[Collected data]

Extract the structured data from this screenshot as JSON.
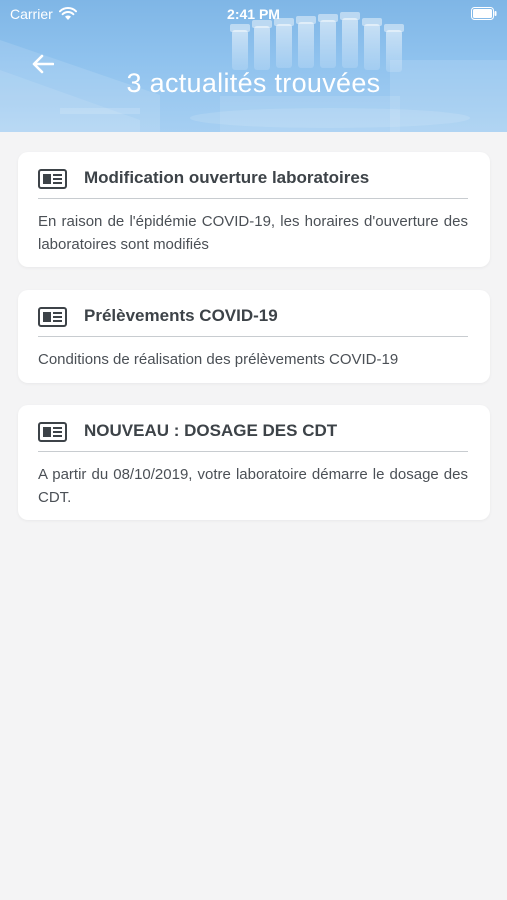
{
  "status_bar": {
    "carrier": "Carrier",
    "time": "2:41 PM"
  },
  "header": {
    "title": "3 actualités trouvées",
    "back_icon": "arrow-left-icon",
    "colors": {
      "gradient_top": "#7fb6e6",
      "gradient_bottom": "#a6cff2"
    }
  },
  "news": [
    {
      "title": "Modification ouverture laboratoires",
      "text": "En raison de l'épidémie COVID-19, les horaires d'ouverture des laboratoires sont modifiés",
      "icon": "newspaper-icon"
    },
    {
      "title": "Prélèvements COVID-19",
      "text": "Conditions de réalisation des prélèvements COVID-19",
      "icon": "newspaper-icon"
    },
    {
      "title": "NOUVEAU : DOSAGE DES CDT",
      "text": "A partir du 08/10/2019, votre laboratoire démarre le dosage des CDT.",
      "icon": "newspaper-icon"
    }
  ]
}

**Instructions to follow**
Retype everything in the material word for word, minus pictures.

**Answer to this task**
Extract the structured data from this screenshot as JSON.
{
  "status_bar": {
    "carrier": "Carrier",
    "time": "2:41 PM"
  },
  "header": {
    "title": "3 actualités trouvées",
    "back_icon": "arrow-left-icon",
    "colors": {
      "gradient_top": "#7fb6e6",
      "gradient_bottom": "#a6cff2"
    }
  },
  "news": [
    {
      "title": "Modification ouverture laboratoires",
      "text": "En raison de l'épidémie COVID-19, les horaires d'ouverture des laboratoires sont modifiés",
      "icon": "newspaper-icon"
    },
    {
      "title": "Prélèvements COVID-19",
      "text": "Conditions de réalisation des prélèvements COVID-19",
      "icon": "newspaper-icon"
    },
    {
      "title": "NOUVEAU : DOSAGE DES CDT",
      "text": "A partir du 08/10/2019, votre laboratoire démarre le dosage des CDT.",
      "icon": "newspaper-icon"
    }
  ]
}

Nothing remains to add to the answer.